■ WHAT YOU NEED TO DO:
1 > Give every date and time stamp that appears in the scale test thread.
2 > Rewrite the part of the scale test thread starting with "On Tue, Feb 25, 2014 at 4:52" and going on through "sending this out.", putting "Cape Town" wherever "Capetown" appears.
3 > In the scale test thread, what error made "juju deploy -n 15" fail to spawn many of the machines?

■ DOCUMENT TEXT:
====

Scale test in Capetown

Wed Feb 26 06:56:11 UTC 2014

On Tue, Feb 25, 2014 at 4:52 PM, Kapil Thangavelu
<kapil.thangavelu at canonical.com> wrote:
>
>
>
>
> On Tue, Feb 25, 2014 at 12:41 AM, John Meinel <john at arbash-meinel.com> wrote:
>>
>> Hey guys, I did some scale testing back in Capetown,  and I realized I didn't send any results to be shared. Here's the brain dump of what I remember:
>
>
> Hi John,
>
> Thanks for sending this out.
>
>>
>> 1) juju deploy -n 15 fails to spawn a bunch of the machines with "Rate Limit Exceeded". I filed  bug for it. The instance poller showed up the most in the log files. A good improvement there is to change our polling to do all machines in batch (probably with a fast batch and a slow batch?) A bigger fix is that if provisioning fails because of rate limiting we should just try again later.
>
> Ideally we could move to mass provisioning machines, every provider (minus azure) allow us to create n machines with a single api call. We currently do userdata specification to a single machine. But we can move to doing a generic userdata that calls back to a state server for machine specific registration. The security group model we have of per machine group usage is also broken at scale due to limits on groups and number of rules within group and exacerbates rate limits due to setup pre instance creation. Per ec2 docs sec groups happen to be lower rate limit restrictions on api calls. Much of that pre-instance setup and per machine usage stems historically from aws non-vpc constraints where groups could not be dynamically assigned to instances. That is no longer the case with ec2 if we move to vpc and was never the case with openstack. Moving to a group per service that's dynamically assigned would be ideal.

Spawning in batch would be interesting, but I think we can fix some of
our API request rate without it in the immediate term.

I agree that all we really *need* is to get a machine agent up and
running on each machine talking to the API server to find out who it
is and what it should be doing. I'm not sure of the actual effort to
get there.

For security groups, a group per service would work well if we could
pull it off. AIUI we can deploy machines where we don't know what
service will be running (juju add-machine) and you can put multiple
services *on* a machine, and at least basic EC2 doesn't let you change
security groups of a running machine.
However, if we can tease some of that apart, if we just make the
*default* behavior be for us to be deploying a known service on a
known machine (or the ability to add sec groups while running, even if
that means "rebooting" machines), that seems like we'd be in a really
good default position.

>
> Agreed re transient error auto retry (basically this bug https://bugs.launchpad.net/juju-core/+bug/1227450)

====

■ RECORD EXTRACTS:

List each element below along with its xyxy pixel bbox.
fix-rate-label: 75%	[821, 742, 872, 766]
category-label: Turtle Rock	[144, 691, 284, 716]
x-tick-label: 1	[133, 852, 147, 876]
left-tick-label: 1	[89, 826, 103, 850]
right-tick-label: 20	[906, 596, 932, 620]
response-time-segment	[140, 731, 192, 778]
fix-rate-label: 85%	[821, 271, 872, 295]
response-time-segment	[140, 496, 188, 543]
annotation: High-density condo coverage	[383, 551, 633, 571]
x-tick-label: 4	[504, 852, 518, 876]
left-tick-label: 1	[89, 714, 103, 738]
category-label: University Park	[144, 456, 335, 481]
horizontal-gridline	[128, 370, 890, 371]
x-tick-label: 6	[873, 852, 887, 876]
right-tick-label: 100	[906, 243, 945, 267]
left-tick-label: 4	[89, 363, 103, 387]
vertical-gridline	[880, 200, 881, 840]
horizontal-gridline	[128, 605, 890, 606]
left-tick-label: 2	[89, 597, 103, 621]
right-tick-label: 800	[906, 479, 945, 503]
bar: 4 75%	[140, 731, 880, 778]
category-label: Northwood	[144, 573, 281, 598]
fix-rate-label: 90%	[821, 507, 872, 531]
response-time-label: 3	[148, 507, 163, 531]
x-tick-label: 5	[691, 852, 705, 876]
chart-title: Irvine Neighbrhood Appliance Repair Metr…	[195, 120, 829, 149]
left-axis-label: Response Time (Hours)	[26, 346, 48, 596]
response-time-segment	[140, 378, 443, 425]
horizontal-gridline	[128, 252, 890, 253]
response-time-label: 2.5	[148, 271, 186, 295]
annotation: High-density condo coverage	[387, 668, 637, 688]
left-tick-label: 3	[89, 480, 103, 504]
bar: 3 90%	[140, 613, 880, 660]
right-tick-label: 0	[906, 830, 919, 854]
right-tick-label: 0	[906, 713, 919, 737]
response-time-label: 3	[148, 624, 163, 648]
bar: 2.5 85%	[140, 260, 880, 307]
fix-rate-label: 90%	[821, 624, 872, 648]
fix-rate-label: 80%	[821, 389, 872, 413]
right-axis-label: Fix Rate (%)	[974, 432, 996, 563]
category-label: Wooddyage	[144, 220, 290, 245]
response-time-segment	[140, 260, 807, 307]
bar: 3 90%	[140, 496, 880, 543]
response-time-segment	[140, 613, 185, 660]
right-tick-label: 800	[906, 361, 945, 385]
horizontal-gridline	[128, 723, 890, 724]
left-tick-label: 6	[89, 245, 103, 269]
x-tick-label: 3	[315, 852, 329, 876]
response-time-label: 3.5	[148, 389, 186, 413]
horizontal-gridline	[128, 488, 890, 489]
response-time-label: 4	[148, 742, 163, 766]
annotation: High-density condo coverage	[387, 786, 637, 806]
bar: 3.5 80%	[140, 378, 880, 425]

====

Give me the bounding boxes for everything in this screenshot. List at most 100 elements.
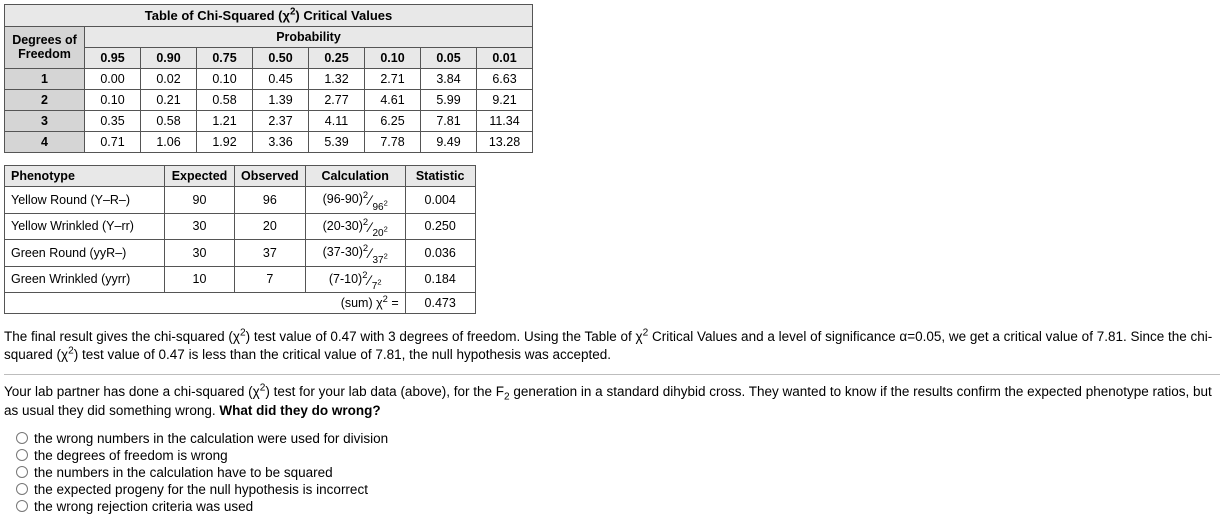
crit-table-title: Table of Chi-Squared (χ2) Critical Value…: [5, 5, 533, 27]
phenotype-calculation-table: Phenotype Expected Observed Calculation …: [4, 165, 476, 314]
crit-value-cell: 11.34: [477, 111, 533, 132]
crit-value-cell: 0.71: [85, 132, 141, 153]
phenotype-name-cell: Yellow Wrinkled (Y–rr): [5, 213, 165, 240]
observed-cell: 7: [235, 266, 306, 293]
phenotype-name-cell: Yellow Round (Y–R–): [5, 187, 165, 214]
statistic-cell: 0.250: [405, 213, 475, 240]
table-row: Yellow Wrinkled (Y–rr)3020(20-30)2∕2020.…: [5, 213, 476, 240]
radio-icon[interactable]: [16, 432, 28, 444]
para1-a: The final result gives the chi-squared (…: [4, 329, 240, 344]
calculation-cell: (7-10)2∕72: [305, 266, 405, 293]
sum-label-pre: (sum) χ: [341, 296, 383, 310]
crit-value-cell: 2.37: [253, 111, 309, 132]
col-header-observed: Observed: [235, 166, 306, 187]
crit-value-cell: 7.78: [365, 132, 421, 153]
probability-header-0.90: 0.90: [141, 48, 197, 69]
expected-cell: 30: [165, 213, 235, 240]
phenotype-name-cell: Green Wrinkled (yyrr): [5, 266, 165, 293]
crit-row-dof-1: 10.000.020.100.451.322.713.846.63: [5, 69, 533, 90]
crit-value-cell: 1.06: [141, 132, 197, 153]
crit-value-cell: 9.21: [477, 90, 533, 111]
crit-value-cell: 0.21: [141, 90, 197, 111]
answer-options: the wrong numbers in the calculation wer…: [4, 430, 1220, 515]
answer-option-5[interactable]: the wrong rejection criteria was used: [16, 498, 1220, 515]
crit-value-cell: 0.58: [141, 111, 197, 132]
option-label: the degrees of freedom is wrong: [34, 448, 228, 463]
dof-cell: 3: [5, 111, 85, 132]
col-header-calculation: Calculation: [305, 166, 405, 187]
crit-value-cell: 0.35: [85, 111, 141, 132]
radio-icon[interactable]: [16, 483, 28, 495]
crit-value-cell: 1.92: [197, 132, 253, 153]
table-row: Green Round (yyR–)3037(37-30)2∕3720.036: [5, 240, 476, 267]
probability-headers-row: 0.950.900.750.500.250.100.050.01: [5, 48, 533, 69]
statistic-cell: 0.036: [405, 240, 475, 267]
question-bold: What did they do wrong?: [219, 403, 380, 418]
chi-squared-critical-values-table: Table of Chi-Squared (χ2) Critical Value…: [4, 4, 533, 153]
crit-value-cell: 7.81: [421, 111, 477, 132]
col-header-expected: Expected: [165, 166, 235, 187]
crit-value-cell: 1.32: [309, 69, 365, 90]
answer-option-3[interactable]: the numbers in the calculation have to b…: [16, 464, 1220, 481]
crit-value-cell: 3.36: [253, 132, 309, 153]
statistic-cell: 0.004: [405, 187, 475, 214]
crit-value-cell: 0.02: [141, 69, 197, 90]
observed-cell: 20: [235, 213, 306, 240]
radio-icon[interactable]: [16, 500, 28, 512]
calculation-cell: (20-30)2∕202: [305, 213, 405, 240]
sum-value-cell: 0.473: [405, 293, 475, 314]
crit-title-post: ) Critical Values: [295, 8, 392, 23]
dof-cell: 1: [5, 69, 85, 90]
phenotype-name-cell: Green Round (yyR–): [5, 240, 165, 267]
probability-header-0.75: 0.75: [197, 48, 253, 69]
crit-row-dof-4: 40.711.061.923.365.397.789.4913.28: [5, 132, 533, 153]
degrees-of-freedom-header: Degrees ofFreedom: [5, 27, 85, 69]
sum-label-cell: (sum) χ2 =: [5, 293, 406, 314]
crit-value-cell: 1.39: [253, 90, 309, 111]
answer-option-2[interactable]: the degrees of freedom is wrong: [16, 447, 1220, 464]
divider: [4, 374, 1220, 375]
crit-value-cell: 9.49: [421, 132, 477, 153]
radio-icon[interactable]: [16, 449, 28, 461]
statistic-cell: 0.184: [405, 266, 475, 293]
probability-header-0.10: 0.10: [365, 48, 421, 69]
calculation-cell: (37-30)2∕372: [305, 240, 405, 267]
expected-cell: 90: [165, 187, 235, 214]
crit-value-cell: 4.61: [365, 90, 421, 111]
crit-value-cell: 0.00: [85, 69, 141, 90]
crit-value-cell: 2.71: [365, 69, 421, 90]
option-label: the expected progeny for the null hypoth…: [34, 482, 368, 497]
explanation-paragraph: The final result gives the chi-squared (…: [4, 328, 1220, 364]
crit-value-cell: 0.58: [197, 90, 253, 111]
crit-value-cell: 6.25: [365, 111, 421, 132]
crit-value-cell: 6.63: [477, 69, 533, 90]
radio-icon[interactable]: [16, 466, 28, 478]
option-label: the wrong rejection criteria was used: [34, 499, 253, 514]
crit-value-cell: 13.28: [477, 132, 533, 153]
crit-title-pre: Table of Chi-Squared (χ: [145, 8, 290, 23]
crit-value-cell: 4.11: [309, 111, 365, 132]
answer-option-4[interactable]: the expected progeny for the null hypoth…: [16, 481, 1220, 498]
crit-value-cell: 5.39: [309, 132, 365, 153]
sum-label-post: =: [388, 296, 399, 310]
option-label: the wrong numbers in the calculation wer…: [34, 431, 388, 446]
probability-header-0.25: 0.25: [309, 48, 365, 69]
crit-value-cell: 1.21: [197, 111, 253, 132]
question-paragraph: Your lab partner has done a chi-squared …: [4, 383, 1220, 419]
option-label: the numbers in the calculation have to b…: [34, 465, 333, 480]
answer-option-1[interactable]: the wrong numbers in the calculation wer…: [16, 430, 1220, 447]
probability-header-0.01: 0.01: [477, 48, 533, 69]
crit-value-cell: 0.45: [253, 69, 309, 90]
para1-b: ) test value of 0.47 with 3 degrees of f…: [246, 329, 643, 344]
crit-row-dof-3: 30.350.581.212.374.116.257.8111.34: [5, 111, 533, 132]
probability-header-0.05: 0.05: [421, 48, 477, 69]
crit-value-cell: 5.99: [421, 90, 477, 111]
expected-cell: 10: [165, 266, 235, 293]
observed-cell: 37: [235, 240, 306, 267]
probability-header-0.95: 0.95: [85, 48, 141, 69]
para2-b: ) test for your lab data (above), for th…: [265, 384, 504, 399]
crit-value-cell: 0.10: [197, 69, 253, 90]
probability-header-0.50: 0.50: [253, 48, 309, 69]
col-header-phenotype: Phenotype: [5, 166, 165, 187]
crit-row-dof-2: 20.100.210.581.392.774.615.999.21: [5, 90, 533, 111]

====

■ EXERCISE SOLUTIONS:
1 >
Wed Feb 26 06:56:11 UTC 2014
Tue, Feb 25, 2014 at 4:52 PM
Tue, Feb 25, 2014 at 12:41 AM

2 >
On Tue, Feb 25, 2014 at 4:52 PM, Kapil Thangavelu
<kapil.thangavelu at canonical.com> wrote:
>
>
>
>
> On Tue, Feb 25, 2014 at 12:41 AM, John Meinel <john at arbash-meinel.com> wrote:
>>
>> Hey guys, I did some scale testing back in Cape Town,  and I realized I didn't send any results to be shared. Here's the brain dump of what I remember:
>
>
> Hi John,
>
> Thanks for sending this out.

3 > "Rate Limit Exceeded"